▶ [WHAT YOU WILL DO]
Below is a block of records. Copy every line in it that contains the word "text".

▶ [PROVIDED RECORDS]
>> Start

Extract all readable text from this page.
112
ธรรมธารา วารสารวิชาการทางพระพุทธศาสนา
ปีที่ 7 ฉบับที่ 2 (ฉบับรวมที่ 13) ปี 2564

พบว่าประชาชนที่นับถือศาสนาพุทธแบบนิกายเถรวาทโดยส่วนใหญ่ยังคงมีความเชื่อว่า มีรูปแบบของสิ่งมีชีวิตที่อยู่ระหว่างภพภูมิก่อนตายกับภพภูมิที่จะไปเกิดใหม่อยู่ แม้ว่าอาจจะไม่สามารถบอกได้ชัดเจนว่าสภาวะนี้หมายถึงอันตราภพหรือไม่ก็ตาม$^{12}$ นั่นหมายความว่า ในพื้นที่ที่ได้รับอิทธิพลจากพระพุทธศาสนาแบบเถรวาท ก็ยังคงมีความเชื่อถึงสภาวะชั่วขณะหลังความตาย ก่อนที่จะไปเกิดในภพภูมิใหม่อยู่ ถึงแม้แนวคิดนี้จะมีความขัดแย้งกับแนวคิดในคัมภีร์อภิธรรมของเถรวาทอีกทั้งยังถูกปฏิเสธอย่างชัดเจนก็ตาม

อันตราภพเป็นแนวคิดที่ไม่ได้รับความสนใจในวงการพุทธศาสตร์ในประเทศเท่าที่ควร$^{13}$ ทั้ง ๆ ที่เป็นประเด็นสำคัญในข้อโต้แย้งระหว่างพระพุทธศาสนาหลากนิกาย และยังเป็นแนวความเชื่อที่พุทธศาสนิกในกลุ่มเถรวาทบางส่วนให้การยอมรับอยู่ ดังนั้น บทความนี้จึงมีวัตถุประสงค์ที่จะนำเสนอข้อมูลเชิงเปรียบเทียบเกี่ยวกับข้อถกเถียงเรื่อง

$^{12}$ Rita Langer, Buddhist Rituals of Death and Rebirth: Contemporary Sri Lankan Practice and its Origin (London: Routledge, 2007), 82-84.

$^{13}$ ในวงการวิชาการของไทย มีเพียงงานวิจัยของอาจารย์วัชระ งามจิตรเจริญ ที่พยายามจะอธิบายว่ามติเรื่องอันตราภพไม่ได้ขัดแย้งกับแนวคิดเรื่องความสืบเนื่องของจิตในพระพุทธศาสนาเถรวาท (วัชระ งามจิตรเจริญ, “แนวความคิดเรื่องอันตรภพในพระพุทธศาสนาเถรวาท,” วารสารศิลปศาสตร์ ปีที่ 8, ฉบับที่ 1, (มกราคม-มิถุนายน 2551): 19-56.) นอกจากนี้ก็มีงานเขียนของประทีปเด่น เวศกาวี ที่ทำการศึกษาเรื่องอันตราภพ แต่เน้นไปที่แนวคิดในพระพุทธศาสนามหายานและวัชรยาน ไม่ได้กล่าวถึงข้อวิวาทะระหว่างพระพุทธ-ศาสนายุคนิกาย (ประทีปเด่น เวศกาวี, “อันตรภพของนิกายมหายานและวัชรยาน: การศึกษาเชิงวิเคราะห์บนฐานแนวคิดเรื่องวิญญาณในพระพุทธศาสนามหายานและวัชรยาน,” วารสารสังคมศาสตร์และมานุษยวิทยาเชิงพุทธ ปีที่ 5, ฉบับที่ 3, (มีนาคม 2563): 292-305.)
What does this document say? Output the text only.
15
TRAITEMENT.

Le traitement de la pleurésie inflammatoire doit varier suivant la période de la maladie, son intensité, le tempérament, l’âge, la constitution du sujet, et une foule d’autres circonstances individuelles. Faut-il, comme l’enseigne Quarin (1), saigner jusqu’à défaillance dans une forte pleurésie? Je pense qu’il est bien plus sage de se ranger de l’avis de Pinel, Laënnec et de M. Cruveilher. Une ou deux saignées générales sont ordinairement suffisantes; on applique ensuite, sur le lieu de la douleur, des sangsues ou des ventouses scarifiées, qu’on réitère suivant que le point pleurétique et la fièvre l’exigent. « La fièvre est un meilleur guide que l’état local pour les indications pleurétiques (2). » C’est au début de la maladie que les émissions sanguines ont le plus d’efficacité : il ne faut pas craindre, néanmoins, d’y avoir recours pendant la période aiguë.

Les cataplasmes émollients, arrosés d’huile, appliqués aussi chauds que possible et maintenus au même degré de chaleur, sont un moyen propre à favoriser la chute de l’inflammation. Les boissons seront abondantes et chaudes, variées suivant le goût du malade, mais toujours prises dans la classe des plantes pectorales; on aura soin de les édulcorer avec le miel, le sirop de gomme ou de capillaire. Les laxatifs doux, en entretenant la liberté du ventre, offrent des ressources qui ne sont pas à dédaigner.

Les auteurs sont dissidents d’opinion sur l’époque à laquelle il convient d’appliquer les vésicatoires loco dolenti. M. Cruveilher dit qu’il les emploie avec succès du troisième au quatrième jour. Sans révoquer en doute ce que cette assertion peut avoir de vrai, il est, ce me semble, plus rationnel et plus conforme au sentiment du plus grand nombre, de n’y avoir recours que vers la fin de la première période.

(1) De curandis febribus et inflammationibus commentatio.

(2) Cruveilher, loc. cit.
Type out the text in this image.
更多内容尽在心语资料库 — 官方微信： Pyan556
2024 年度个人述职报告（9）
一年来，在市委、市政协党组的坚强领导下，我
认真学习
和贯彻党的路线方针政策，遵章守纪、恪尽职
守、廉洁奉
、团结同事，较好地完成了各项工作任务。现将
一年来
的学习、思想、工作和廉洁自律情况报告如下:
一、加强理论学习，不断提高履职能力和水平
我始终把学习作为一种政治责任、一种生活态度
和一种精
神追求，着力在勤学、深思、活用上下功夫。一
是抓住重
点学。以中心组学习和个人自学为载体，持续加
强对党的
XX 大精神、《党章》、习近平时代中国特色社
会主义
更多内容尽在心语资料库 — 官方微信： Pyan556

>> End

▶ [WRITTEN ANSWER]
Extract all readable text from this page.
What does this document say? Output the text only.
Type out the text in this image.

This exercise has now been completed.